## [Required task]
Write out every line below that includes the word "name".

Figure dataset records
+++++
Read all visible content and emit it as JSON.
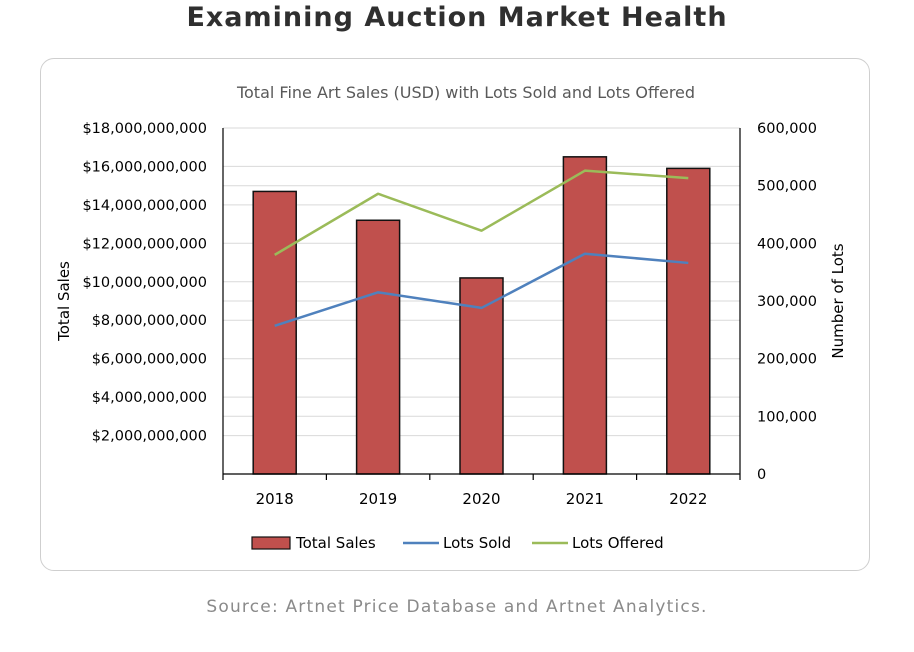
{
  "page": {
    "title": "Examining Auction Market Health",
    "source": "Source: Artnet Price Database and Artnet Analytics."
  },
  "chart_data": {
    "type": "bar",
    "title": "Total Fine Art Sales (USD) with Lots Sold and Lots Offered",
    "xlabel": "",
    "ylabel": "Total Sales",
    "y2label": "Number of Lots",
    "categories": [
      "2018",
      "2019",
      "2020",
      "2021",
      "2022"
    ],
    "ylim": [
      0,
      18000000000
    ],
    "y2lim": [
      0,
      600000
    ],
    "yticks": [
      "$2,000,000,000",
      "$4,000,000,000",
      "$6,000,000,000",
      "$8,000,000,000",
      "$10,000,000,000",
      "$12,000,000,000",
      "$14,000,000,000",
      "$16,000,000,000",
      "$18,000,000,000"
    ],
    "y2ticks": [
      "0",
      "100,000",
      "200,000",
      "300,000",
      "400,000",
      "500,000",
      "600,000"
    ],
    "grid": true,
    "legend_position": "bottom",
    "series": [
      {
        "name": "Total Sales",
        "type": "bar",
        "axis": "left",
        "color": "#c0504d",
        "values": [
          14700000000,
          13200000000,
          10200000000,
          16500000000,
          15900000000
        ]
      },
      {
        "name": "Lots Sold",
        "type": "line",
        "axis": "right",
        "color": "#4f81bd",
        "values": [
          257000,
          315000,
          288000,
          382000,
          366000
        ]
      },
      {
        "name": "Lots Offered",
        "type": "line",
        "axis": "right",
        "color": "#9bbb59",
        "values": [
          380000,
          486000,
          422000,
          526000,
          513000
        ]
      }
    ]
  }
}
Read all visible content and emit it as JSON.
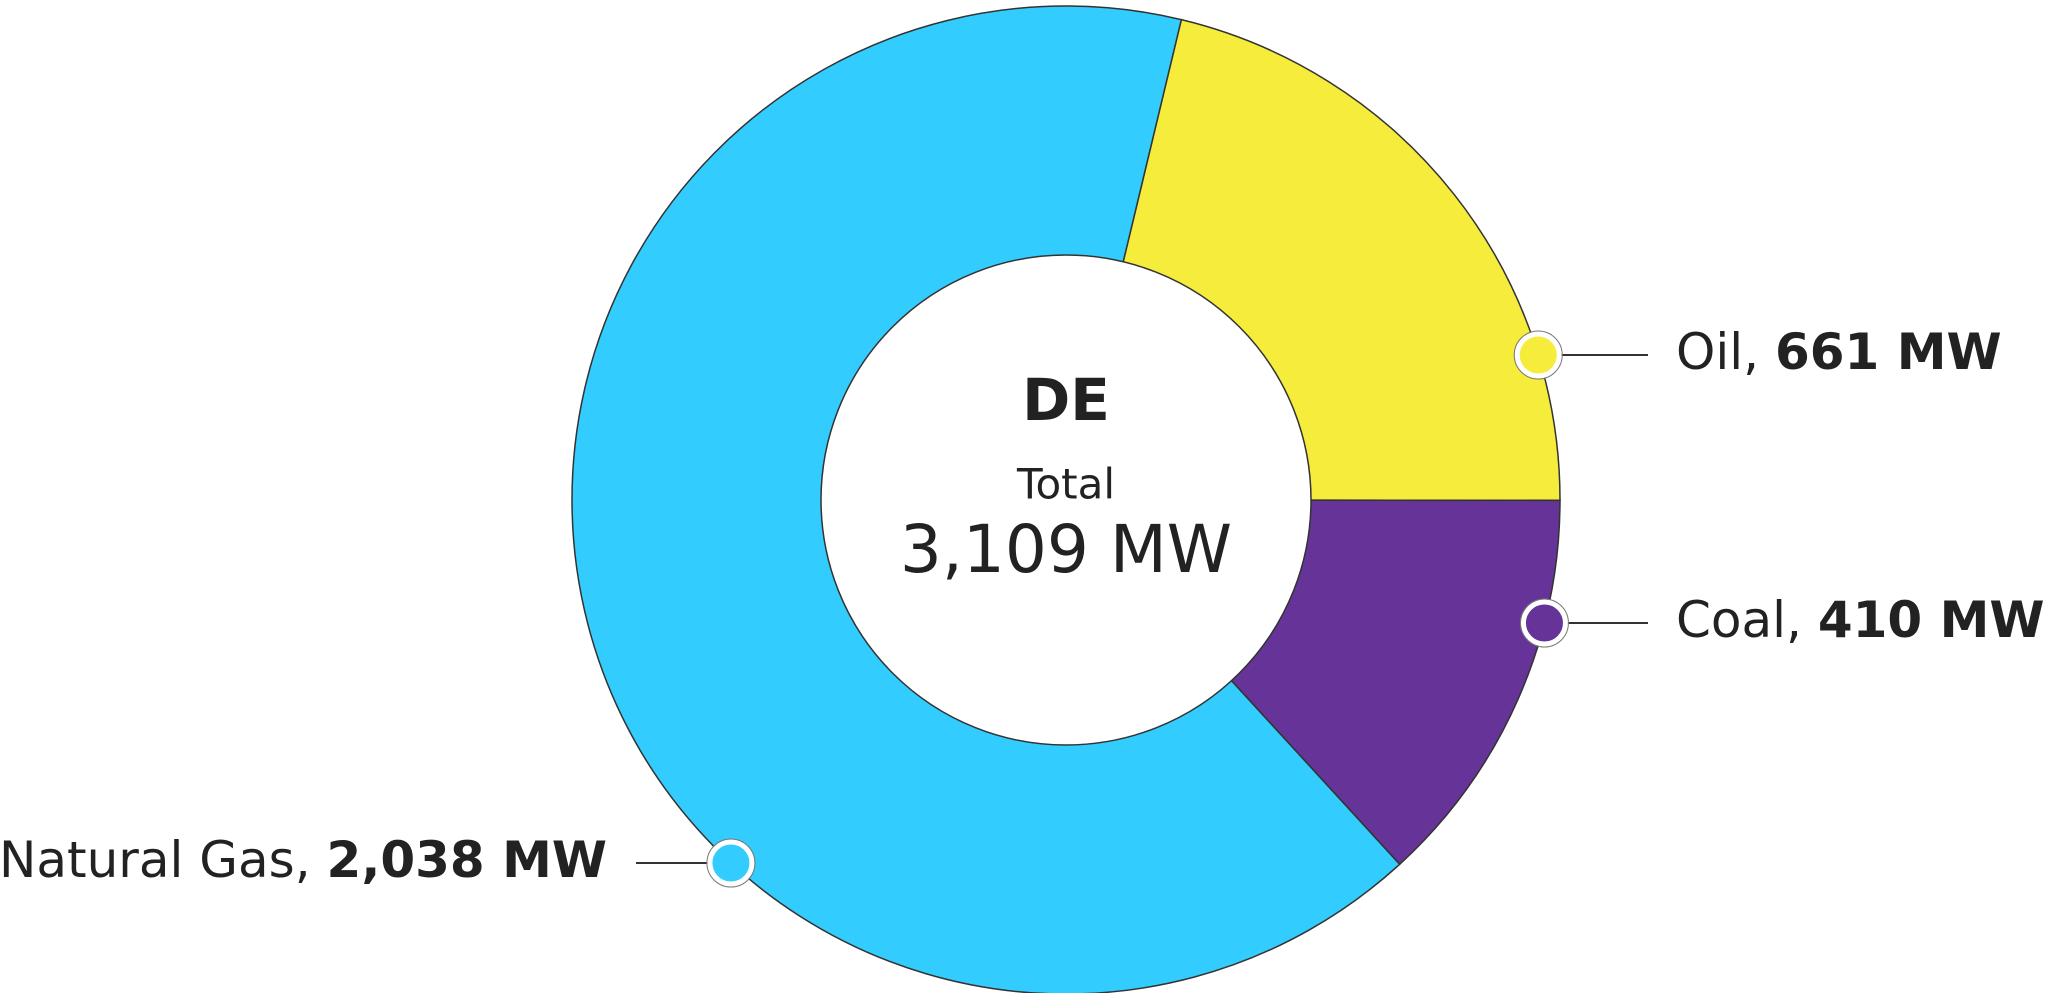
{
  "chart_data": {
    "type": "pie",
    "categories": [
      "Oil",
      "Coal",
      "Natural Gas"
    ],
    "values": [
      661,
      410,
      2038
    ],
    "value_labels": [
      "661 MW",
      "410 MW",
      "2,038 MW"
    ],
    "colors": [
      "#f5ec3b",
      "#663399",
      "#33ccff"
    ],
    "label_separator": ", ",
    "center": {
      "title": "DE",
      "label": "Total",
      "value": "3,109 MW"
    }
  }
}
+++++
## [Task answer]
        "name": "Total Sales",
        "name": "Lots Sold",
        "name": "Lots Offered",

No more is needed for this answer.